* Start *

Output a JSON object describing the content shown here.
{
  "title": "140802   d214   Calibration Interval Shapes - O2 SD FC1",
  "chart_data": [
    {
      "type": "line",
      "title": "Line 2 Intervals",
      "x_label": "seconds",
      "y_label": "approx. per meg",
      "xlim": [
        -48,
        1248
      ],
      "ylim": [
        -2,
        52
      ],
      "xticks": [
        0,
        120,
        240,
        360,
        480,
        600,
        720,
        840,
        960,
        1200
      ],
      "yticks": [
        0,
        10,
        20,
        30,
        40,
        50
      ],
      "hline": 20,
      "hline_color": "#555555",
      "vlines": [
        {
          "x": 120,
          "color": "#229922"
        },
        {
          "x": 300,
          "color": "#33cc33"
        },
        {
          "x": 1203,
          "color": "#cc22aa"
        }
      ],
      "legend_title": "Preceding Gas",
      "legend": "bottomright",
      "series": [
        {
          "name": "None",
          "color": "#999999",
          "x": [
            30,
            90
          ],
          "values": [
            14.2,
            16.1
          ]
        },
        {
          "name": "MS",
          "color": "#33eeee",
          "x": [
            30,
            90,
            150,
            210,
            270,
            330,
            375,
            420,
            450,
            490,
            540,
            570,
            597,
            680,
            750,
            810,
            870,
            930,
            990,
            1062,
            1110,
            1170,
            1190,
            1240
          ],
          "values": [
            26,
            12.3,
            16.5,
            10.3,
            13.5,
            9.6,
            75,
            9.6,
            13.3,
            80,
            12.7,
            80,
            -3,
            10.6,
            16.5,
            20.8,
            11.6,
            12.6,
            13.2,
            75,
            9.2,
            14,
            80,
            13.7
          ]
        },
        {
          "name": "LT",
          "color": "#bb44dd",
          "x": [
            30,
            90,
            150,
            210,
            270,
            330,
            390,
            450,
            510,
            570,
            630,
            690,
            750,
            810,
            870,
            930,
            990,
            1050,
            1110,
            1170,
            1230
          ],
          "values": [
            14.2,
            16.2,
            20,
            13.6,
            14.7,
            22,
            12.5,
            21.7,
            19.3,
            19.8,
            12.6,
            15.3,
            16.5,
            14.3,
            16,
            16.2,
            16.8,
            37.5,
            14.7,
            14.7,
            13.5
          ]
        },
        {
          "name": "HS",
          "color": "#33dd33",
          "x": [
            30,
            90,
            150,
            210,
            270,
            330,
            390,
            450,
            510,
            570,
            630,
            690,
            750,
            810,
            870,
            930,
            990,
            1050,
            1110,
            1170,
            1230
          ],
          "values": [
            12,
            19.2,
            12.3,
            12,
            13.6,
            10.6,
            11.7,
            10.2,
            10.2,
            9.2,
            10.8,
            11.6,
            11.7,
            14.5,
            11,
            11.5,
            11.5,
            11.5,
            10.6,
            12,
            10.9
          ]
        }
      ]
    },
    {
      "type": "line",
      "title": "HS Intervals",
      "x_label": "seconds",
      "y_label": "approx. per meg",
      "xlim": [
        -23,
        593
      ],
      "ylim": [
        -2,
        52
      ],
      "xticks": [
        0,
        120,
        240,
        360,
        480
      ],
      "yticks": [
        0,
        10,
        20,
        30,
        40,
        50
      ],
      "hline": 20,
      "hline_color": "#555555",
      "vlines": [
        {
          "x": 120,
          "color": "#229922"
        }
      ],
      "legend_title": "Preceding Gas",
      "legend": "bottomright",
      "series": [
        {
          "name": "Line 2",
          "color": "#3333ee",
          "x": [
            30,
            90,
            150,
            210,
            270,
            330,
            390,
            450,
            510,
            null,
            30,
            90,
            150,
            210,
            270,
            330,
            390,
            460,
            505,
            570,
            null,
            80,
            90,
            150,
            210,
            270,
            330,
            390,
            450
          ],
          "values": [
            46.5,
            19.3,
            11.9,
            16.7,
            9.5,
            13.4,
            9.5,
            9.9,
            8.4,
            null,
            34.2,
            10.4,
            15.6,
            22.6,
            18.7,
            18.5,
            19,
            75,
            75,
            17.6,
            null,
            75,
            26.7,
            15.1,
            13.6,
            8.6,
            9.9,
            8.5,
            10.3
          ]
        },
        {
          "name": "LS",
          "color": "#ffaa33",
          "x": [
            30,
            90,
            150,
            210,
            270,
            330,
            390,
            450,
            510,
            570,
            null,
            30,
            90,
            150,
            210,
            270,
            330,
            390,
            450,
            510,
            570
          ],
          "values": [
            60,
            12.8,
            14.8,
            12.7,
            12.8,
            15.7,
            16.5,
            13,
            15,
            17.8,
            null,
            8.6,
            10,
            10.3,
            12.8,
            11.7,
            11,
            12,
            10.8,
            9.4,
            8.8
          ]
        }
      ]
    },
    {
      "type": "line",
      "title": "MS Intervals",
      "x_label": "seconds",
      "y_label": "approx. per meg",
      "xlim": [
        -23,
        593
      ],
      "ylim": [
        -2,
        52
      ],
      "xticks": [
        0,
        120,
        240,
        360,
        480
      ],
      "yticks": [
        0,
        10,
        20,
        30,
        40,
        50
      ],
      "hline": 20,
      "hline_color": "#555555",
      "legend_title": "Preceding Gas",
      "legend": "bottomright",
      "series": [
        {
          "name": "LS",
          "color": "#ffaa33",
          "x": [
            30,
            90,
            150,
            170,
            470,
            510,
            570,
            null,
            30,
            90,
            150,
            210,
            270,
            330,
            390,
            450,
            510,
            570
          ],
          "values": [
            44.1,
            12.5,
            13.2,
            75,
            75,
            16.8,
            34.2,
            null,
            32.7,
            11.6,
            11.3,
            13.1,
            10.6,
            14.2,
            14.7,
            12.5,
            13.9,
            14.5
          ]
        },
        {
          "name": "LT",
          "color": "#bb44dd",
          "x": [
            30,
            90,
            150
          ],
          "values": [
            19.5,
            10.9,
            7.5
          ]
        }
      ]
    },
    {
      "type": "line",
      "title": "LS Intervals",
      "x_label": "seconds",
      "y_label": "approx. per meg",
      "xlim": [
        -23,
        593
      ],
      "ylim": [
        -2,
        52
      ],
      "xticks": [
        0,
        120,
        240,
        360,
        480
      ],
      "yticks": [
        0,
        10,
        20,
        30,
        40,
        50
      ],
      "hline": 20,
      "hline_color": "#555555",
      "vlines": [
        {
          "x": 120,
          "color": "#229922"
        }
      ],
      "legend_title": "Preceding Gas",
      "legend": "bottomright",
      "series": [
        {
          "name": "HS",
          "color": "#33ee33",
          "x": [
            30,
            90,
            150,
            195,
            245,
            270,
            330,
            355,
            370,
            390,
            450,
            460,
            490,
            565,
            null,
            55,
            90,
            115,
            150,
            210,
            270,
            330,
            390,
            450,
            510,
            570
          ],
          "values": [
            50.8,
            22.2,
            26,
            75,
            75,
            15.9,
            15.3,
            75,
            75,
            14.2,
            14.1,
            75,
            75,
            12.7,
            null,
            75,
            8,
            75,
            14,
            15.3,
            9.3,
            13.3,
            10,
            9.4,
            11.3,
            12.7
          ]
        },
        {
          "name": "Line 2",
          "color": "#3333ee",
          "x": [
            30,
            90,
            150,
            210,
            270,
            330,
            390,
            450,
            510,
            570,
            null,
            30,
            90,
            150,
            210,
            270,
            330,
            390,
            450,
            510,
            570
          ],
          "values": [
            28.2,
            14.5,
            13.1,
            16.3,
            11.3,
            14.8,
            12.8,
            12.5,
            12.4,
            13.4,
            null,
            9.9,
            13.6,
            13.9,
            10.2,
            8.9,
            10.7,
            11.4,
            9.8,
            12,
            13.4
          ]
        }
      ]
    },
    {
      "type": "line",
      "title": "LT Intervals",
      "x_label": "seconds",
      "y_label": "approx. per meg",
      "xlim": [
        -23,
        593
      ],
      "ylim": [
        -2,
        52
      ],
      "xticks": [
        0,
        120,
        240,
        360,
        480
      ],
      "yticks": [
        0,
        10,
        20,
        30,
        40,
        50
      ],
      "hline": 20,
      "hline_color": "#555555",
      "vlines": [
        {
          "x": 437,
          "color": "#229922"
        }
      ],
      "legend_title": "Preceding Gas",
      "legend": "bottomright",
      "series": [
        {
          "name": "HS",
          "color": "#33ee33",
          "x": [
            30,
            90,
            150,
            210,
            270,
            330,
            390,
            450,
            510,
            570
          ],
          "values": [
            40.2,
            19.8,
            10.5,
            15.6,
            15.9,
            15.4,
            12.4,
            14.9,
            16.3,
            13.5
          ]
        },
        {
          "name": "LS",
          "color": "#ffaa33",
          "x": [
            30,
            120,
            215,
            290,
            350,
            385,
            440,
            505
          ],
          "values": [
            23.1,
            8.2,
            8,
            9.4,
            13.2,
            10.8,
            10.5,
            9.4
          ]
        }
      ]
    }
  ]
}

* End *

**TASK REQUIREMENTS:** Give the count of lines containing "Intervals", with no added text.

**OUTPUT OF THE TASK:** 5